— What this task involves —
Spot each line in the records below where the word "ylabel" occurs, then copy it.

— Material for this task —
####

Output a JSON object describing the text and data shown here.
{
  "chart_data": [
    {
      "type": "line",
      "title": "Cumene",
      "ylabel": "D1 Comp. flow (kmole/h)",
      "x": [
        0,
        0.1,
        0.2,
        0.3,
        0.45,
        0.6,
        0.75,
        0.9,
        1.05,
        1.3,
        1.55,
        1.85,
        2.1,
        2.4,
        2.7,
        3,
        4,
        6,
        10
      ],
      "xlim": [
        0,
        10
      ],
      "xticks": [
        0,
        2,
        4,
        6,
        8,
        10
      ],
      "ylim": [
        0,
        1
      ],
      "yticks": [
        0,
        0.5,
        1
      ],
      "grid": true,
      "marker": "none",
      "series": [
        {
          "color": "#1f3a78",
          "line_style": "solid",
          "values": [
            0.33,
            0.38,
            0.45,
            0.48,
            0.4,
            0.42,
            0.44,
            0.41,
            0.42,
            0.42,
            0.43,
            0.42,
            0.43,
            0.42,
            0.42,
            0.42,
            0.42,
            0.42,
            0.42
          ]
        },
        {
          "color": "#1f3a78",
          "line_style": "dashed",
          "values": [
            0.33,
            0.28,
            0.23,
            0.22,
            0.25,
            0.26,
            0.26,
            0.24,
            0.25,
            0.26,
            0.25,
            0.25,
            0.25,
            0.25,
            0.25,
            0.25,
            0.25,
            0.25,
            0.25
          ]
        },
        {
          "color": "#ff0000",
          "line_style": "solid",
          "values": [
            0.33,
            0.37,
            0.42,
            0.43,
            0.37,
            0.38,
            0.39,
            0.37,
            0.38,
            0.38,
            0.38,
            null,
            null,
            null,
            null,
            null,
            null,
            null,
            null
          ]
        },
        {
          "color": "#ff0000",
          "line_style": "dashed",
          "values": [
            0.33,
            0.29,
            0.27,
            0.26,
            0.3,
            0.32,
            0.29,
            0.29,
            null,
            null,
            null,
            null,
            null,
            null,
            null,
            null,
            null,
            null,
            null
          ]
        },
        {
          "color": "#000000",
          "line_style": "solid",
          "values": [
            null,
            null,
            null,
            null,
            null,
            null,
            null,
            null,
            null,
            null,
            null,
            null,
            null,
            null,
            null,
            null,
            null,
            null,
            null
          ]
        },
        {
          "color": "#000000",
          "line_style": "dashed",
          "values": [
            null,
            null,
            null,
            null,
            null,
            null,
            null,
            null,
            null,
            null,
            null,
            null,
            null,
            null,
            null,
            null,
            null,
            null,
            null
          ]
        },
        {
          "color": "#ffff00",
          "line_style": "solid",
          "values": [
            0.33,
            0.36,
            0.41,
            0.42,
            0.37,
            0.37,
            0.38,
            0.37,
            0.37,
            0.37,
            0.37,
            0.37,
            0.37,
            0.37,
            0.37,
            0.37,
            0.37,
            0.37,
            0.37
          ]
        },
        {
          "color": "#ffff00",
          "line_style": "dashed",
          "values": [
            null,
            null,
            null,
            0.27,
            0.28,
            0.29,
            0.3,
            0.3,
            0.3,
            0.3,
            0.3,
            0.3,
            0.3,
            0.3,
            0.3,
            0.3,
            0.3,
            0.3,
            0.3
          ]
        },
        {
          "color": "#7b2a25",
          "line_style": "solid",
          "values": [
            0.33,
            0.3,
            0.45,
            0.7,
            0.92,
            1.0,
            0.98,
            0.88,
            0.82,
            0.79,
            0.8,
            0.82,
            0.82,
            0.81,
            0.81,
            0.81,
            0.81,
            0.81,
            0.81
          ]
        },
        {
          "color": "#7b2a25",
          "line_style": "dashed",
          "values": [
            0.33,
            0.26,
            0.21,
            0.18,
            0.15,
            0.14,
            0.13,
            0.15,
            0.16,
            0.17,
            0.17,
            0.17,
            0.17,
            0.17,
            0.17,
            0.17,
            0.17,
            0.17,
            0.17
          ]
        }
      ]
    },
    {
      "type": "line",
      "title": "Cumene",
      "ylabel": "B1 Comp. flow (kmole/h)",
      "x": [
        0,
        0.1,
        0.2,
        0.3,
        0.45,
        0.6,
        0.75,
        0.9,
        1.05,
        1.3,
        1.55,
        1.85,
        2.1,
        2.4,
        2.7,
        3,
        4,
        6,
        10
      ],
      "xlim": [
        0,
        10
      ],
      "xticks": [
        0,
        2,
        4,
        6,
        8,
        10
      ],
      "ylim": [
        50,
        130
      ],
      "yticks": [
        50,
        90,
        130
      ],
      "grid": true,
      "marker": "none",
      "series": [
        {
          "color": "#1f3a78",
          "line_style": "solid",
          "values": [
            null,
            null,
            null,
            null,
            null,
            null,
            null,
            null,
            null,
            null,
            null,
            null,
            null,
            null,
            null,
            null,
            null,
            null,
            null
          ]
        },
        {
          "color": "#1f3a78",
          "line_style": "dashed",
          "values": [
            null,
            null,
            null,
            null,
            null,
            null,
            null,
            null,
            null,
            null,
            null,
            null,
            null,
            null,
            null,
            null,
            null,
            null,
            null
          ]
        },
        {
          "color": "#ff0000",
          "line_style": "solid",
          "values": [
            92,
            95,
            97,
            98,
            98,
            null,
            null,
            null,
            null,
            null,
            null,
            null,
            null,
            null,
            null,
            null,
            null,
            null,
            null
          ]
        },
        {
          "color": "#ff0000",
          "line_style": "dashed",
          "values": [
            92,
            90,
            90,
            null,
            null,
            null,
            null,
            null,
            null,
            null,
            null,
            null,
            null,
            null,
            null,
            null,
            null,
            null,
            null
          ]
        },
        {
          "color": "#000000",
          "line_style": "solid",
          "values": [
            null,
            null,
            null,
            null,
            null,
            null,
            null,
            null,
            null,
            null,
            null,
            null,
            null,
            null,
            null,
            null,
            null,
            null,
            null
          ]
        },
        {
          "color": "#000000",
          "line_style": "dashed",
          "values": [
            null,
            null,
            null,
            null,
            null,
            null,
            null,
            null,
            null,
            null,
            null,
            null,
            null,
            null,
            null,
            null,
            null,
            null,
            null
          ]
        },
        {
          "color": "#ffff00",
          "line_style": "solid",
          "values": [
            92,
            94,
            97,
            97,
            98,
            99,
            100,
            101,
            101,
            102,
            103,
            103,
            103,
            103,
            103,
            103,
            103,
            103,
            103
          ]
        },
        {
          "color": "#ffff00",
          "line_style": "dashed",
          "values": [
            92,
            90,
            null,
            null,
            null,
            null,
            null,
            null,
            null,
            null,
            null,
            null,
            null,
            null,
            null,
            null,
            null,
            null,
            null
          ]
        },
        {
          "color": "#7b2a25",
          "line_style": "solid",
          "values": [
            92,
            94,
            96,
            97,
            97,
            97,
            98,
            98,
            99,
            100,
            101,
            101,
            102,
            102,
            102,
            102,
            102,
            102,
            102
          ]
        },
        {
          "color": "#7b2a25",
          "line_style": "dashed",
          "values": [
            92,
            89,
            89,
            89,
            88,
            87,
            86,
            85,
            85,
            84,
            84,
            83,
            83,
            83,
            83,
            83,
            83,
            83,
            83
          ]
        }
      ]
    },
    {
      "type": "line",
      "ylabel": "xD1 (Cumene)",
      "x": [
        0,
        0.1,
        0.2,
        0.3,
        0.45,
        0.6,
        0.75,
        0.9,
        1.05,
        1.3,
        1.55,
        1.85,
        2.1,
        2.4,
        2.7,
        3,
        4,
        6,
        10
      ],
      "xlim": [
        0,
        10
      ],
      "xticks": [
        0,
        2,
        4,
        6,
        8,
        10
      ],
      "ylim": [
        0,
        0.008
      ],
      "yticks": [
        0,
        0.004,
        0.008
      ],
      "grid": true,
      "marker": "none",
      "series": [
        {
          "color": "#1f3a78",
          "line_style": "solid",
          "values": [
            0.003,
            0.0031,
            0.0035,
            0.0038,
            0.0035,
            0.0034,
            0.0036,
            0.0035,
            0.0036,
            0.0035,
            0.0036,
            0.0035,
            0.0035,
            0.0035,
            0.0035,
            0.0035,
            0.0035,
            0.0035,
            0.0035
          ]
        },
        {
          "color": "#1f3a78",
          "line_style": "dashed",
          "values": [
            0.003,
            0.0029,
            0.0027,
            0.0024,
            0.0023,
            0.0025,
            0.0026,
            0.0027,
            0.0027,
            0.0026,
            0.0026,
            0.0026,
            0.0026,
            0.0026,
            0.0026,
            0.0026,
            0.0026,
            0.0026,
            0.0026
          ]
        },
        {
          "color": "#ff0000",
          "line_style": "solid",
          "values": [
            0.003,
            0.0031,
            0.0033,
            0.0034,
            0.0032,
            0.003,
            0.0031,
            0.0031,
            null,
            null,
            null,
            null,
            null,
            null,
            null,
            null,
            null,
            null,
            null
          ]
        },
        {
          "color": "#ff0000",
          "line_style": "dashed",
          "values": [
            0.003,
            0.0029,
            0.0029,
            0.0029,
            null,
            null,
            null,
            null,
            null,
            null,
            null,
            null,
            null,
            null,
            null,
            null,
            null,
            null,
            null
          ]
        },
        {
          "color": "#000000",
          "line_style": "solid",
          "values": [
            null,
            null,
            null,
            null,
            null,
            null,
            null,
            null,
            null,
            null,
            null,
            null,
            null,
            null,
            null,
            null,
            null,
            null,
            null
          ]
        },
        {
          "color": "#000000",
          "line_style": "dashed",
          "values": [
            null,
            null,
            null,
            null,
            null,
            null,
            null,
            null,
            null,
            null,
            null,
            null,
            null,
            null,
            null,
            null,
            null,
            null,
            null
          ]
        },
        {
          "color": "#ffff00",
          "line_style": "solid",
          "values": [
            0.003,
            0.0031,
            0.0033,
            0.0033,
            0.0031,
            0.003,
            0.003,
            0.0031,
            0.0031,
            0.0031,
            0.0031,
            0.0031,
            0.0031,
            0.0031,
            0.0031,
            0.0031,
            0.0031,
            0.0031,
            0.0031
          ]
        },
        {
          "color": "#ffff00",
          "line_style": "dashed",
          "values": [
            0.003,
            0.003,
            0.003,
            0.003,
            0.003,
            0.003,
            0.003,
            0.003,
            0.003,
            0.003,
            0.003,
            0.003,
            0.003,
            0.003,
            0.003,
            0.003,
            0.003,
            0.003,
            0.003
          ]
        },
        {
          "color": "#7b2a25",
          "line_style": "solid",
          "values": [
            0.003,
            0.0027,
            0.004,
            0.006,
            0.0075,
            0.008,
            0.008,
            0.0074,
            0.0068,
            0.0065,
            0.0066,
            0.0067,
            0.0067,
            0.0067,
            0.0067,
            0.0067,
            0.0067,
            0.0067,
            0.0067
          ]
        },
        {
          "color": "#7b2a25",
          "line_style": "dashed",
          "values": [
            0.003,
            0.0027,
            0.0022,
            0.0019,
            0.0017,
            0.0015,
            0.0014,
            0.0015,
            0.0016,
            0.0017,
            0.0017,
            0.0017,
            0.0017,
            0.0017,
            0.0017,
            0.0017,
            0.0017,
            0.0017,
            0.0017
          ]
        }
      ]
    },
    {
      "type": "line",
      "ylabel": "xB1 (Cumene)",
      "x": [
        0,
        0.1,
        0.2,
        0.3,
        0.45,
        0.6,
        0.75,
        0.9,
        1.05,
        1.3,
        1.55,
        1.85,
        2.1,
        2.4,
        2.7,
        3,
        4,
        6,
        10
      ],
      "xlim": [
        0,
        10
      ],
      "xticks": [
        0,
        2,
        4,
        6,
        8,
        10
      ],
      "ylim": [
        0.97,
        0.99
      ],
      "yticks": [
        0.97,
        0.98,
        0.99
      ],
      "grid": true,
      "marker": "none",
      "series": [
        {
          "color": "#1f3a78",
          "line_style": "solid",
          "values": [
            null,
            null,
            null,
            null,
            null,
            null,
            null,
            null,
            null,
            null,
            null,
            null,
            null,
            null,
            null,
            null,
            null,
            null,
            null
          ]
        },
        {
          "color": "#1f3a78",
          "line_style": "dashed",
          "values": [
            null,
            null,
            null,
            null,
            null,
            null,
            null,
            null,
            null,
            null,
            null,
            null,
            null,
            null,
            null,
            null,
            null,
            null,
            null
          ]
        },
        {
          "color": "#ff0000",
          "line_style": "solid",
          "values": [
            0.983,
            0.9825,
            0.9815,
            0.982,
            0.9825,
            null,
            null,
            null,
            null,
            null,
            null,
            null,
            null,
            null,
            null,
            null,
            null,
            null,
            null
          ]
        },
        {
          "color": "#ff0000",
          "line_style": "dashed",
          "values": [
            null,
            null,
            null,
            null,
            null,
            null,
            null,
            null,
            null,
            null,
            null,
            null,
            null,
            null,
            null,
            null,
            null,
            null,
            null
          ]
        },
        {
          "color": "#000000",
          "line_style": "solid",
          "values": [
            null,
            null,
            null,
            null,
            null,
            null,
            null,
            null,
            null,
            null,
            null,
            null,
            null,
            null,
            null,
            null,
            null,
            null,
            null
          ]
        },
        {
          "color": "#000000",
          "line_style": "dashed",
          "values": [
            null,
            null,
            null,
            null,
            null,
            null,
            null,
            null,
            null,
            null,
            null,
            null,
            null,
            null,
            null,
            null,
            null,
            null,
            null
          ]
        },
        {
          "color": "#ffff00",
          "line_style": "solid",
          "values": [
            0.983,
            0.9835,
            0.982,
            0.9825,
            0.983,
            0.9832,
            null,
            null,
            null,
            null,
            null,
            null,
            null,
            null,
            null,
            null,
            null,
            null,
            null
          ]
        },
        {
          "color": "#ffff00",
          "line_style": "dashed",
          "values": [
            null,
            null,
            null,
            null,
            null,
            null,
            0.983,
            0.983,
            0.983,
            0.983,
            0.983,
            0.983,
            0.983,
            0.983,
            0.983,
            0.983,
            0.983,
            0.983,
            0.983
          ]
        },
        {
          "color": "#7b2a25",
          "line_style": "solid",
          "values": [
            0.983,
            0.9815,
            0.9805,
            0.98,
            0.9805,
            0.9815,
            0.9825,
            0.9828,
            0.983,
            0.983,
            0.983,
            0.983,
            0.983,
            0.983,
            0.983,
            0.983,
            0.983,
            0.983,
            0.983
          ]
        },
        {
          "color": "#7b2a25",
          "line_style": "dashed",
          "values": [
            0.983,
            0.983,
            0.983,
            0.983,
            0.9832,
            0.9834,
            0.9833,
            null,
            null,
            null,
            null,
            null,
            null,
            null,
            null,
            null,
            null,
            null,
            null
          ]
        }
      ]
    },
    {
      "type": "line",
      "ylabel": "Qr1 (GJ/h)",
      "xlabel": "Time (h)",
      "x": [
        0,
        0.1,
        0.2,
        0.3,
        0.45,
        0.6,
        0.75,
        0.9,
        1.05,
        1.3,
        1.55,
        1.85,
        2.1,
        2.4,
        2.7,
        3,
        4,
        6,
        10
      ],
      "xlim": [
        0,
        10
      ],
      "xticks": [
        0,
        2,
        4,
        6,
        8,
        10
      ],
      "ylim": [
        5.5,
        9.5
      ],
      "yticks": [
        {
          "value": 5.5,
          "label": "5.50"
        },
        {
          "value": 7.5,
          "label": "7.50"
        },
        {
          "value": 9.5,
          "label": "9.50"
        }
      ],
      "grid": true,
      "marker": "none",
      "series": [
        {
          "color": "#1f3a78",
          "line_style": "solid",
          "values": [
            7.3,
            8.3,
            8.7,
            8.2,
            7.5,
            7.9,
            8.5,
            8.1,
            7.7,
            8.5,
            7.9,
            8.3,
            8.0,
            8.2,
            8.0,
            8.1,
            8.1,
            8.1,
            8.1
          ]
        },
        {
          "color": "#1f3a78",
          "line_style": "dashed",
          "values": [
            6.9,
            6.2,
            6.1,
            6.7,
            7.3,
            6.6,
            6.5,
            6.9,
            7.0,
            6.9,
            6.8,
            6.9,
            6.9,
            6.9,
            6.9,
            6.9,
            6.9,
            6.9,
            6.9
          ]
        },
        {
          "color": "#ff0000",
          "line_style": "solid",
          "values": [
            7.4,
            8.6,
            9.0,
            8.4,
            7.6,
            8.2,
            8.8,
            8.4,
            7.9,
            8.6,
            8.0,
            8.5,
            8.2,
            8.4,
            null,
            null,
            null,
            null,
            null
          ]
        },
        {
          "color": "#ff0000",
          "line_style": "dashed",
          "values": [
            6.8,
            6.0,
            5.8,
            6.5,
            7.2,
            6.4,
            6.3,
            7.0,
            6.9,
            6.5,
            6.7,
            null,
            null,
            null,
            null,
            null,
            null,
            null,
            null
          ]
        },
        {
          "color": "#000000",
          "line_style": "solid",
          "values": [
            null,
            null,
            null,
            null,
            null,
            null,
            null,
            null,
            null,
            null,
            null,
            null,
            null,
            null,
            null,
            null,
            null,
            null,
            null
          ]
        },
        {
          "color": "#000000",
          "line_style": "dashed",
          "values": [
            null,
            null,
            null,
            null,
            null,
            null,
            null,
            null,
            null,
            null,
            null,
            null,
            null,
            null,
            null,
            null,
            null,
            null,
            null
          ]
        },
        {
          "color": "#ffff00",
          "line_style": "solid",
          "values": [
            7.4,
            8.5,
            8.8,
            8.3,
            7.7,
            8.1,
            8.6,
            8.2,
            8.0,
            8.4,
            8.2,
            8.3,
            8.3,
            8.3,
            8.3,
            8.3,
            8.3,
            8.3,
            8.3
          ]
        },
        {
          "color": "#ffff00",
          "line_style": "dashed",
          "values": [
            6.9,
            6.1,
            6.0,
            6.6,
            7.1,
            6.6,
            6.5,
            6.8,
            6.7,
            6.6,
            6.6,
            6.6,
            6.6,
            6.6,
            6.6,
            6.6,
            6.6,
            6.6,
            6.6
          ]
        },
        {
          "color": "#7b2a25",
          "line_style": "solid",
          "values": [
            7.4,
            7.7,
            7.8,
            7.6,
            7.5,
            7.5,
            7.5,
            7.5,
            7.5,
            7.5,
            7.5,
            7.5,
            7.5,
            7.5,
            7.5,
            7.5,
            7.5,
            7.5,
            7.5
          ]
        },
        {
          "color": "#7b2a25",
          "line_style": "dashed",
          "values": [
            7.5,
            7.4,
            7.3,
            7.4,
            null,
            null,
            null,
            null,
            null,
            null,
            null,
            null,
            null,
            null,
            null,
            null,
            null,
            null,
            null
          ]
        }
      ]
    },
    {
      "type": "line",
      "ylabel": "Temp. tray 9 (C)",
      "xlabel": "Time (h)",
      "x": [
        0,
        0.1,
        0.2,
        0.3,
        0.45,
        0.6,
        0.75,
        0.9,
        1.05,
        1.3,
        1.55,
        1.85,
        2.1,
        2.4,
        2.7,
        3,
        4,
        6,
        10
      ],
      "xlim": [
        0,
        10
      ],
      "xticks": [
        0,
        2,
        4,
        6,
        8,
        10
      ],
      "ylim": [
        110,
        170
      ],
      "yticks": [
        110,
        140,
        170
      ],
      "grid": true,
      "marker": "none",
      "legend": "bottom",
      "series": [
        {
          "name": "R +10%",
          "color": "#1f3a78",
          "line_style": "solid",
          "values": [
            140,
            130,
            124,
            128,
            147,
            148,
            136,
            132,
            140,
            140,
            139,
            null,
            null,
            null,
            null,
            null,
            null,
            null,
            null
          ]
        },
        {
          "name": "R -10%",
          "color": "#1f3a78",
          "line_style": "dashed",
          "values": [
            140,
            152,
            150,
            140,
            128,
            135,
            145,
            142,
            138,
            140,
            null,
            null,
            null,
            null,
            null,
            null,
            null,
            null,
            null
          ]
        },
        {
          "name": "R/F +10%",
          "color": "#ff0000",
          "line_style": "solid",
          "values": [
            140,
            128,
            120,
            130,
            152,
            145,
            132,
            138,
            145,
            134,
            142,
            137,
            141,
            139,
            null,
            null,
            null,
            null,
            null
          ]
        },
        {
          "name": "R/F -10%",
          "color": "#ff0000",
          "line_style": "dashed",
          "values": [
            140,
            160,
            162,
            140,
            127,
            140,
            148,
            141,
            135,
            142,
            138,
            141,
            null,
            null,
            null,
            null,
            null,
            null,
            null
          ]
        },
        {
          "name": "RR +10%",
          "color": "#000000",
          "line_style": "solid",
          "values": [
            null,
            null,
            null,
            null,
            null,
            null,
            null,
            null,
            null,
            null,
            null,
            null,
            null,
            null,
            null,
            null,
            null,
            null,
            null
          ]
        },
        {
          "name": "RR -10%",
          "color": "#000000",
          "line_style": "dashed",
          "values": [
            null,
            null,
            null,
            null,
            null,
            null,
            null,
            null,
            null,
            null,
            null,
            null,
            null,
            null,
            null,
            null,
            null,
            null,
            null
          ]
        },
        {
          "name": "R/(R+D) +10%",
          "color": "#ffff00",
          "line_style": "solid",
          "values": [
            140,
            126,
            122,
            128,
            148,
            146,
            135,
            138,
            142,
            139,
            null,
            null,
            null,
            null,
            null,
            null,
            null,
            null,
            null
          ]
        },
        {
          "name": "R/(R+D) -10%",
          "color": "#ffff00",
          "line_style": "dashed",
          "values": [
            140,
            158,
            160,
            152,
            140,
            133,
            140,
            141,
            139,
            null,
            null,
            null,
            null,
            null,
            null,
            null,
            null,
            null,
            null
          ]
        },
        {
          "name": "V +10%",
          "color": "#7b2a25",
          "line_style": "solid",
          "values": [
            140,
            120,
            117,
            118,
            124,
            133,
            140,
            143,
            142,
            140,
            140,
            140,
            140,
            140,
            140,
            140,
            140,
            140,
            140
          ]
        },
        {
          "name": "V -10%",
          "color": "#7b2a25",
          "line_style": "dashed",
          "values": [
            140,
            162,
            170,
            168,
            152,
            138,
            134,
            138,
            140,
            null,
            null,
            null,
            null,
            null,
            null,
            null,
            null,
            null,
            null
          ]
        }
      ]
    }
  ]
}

####

— Exercise response —
      "ylabel": "D1 Comp. flow (kmole/h)",
      "ylabel": "B1 Comp. flow (kmole/h)",
      "ylabel": "xD1 (Cumene)",
      "ylabel": "xB1 (Cumene)",
      "ylabel": "Qr1 (GJ/h)",
      "ylabel": "Temp. tray 9 (C)",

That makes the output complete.